RECORDS PROVIDED:
◆ ◆ ◆

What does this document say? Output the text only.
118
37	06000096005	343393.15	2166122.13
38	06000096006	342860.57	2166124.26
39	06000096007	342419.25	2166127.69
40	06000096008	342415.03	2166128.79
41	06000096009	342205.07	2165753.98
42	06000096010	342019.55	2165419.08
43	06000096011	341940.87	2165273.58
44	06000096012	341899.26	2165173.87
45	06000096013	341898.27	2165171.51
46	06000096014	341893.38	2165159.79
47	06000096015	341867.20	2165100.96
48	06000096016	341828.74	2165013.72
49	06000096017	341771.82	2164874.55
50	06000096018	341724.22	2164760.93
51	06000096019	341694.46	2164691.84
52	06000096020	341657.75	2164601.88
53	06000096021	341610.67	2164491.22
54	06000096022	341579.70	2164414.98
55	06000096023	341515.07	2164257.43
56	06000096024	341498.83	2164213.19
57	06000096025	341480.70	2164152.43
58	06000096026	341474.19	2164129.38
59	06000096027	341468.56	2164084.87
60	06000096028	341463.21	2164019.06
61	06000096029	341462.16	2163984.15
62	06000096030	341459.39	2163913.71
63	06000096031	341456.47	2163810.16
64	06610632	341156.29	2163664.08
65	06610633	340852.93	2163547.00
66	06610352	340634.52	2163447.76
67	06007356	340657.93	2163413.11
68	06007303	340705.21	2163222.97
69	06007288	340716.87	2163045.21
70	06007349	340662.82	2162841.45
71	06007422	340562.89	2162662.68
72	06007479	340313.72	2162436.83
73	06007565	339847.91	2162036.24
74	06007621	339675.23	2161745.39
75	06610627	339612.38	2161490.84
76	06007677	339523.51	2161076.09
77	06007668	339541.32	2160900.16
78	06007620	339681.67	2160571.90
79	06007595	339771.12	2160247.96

◆ ◆ ◆

WRITTEN EXERCISE:
Exactly as written above, please repeat the entries.

SOLVED EXERCISE:
What does this document say? Output the text only.
118
37	06000096005	343393.15	2166122.13
38	06000096006	342860.57	2166124.26
39	06000096007	342419.25	2166127.69
40	06000096008	342415.03	2166128.79
41	06000096009	342205.07	2165753.98
42	06000096010	342019.55	2165419.08
43	06000096011	341940.87	2165273.58
44	06000096012	341899.26	2165173.87
45	06000096013	341898.27	2165171.51
46	06000096014	341893.38	2165159.79
47	06000096015	341867.20	2165100.96
48	06000096016	341828.74	2165013.72
49	06000096017	341771.82	2164874.55
50	06000096018	341724.22	2164760.93
51	06000096019	341694.46	2164691.84
52	06000096020	341657.75	2164601.88
53	06000096021	341610.67	2164491.22
54	06000096022	341579.70	2164414.98
55	06000096023	341515.07	2164257.43
56	06000096024	341498.83	2164213.19
57	06000096025	341480.70	2164152.43
58	06000096026	341474.19	2164129.38
59	06000096027	341468.56	2164084.87
60	06000096028	341463.21	2164019.06
61	06000096029	341462.16	2163984.15
62	06000096030	341459.39	2163913.71
63	06000096031	341456.47	2163810.16
64	06610632	341156.29	2163664.08
65	06610633	340852.93	2163547.00
66	06610352	340634.52	2163447.76
67	06007356	340657.93	2163413.11
68	06007303	340705.21	2163222.97
69	06007288	340716.87	2163045.21
70	06007349	340662.82	2162841.45
71	06007422	340562.89	2162662.68
72	06007479	340313.72	2162436.83
73	06007565	339847.91	2162036.24
74	06007621	339675.23	2161745.39
75	06610627	339612.38	2161490.84
76	06007677	339523.51	2161076.09
77	06007668	339541.32	2160900.16
78	06007620	339681.67	2160571.90
79	06007595	339771.12	2160247.96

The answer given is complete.